# TO DO
Using the data below, copy every line that contains the word "новое".

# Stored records
►

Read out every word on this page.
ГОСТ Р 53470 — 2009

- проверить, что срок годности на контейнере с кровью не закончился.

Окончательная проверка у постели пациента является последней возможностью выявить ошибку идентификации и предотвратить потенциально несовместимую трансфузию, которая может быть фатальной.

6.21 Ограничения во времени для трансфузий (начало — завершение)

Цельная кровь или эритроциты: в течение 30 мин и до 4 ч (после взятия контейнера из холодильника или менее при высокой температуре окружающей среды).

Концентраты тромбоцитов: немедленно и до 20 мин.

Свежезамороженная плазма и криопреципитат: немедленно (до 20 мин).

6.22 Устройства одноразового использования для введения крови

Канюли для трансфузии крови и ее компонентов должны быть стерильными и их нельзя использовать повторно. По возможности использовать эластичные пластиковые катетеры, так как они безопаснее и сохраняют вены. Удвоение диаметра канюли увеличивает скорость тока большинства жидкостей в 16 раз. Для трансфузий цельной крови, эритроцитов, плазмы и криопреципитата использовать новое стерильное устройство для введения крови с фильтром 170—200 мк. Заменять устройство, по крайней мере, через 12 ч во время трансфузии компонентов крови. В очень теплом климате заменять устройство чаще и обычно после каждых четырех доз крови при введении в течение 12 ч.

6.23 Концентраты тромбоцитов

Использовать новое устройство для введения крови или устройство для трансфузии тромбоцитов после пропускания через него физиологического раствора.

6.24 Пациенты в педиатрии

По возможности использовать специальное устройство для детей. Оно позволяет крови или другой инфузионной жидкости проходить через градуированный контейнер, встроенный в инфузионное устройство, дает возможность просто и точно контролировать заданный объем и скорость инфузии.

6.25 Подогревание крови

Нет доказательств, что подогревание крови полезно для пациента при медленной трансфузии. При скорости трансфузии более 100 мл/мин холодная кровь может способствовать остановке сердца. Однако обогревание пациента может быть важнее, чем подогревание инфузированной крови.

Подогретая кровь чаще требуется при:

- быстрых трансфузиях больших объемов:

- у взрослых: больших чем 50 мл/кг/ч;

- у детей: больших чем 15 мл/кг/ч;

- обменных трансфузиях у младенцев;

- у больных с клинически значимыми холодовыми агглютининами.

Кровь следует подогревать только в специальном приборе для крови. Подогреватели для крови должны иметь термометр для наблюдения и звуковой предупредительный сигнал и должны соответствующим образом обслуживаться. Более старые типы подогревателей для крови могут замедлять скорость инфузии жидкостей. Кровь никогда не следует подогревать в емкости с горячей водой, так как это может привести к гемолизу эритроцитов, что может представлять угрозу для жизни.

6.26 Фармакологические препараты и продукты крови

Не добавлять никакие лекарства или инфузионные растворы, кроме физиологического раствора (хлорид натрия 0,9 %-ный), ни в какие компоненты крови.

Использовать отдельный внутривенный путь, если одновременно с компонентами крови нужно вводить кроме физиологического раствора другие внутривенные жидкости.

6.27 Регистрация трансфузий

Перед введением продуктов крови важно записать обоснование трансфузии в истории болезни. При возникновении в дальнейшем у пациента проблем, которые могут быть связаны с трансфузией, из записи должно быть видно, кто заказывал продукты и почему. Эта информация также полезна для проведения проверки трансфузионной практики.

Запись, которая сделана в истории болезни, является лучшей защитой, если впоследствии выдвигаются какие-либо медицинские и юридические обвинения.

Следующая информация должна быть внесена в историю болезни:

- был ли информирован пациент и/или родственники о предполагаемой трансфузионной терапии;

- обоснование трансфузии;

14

◄

# PROBLEM SOLUTION
Канюли для трансфузии крови и ее компонентов должны быть стерильными и их нельзя использовать повторно. По возможности использовать эластичные пластиковые катетеры, так как они безопаснее и сохраняют вены. Удвоение диаметра канюли увеличивает скорость тока большинства жидкостей в 16 раз. Для трансфузий цельной крови, эритроцитов, плазмы и криопреципитата использовать новое стерильное устройство для введения крови с фильтром 170—200 мк. Заменять устройство, по крайней мере, через 12 ч во время трансфузии компонентов крови. В очень теплом климате заменять устройство чаще и обычно после каждых четырех доз крови при введении в течение 12 ч.
Использовать новое устройство для введения крови или устройство для трансфузии тромбоцитов после пропускания через него физиологического раствора.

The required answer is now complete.